* begin Extracted information *

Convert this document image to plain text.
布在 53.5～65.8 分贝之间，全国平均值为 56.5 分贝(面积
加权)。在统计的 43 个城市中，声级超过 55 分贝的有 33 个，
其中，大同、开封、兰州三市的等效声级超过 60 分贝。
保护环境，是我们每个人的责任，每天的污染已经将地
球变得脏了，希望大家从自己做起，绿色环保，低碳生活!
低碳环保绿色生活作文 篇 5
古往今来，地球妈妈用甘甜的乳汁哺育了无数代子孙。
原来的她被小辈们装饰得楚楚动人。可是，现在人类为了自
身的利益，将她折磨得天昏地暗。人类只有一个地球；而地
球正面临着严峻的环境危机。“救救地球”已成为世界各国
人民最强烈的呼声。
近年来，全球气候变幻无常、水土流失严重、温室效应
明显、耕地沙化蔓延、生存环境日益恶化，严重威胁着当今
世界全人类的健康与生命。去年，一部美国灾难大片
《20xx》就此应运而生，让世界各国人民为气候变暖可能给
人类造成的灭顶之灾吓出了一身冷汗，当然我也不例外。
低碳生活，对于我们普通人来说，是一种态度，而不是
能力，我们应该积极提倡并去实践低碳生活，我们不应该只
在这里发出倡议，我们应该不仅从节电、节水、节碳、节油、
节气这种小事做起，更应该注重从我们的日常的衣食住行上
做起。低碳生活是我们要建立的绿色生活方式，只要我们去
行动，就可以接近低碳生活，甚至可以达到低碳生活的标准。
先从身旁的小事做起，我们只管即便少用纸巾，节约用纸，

* end Extracted information *

Without omitting anything, output the entries exactly.

## Answer for the task
Convert this document image to plain text.
布在 53.5～65.8 分贝之间，全国平均值为 56.5 分贝(面积
加权)。在统计的 43 个城市中，声级超过 55 分贝的有 33 个，
其中，大同、开封、兰州三市的等效声级超过 60 分贝。
保护环境，是我们每个人的责任，每天的污染已经将地
球变得脏了，希望大家从自己做起，绿色环保，低碳生活!
低碳环保绿色生活作文 篇 5
古往今来，地球妈妈用甘甜的乳汁哺育了无数代子孙。
原来的她被小辈们装饰得楚楚动人。可是，现在人类为了自
身的利益，将她折磨得天昏地暗。人类只有一个地球；而地
球正面临着严峻的环境危机。“救救地球”已成为世界各国
人民最强烈的呼声。
近年来，全球气候变幻无常、水土流失严重、温室效应
明显、耕地沙化蔓延、生存环境日益恶化，严重威胁着当今
世界全人类的健康与生命。去年，一部美国灾难大片
《20xx》就此应运而生，让世界各国人民为气候变暖可能给
人类造成的灭顶之灾吓出了一身冷汗，当然我也不例外。
低碳生活，对于我们普通人来说，是一种态度，而不是
能力，我们应该积极提倡并去实践低碳生活，我们不应该只
在这里发出倡议，我们应该不仅从节电、节水、节碳、节油、
节气这种小事做起，更应该注重从我们的日常的衣食住行上
做起。低碳生活是我们要建立的绿色生活方式，只要我们去
行动，就可以接近低碳生活，甚至可以达到低碳生活的标准。
先从身旁的小事做起，我们只管即便少用纸巾，节约用纸，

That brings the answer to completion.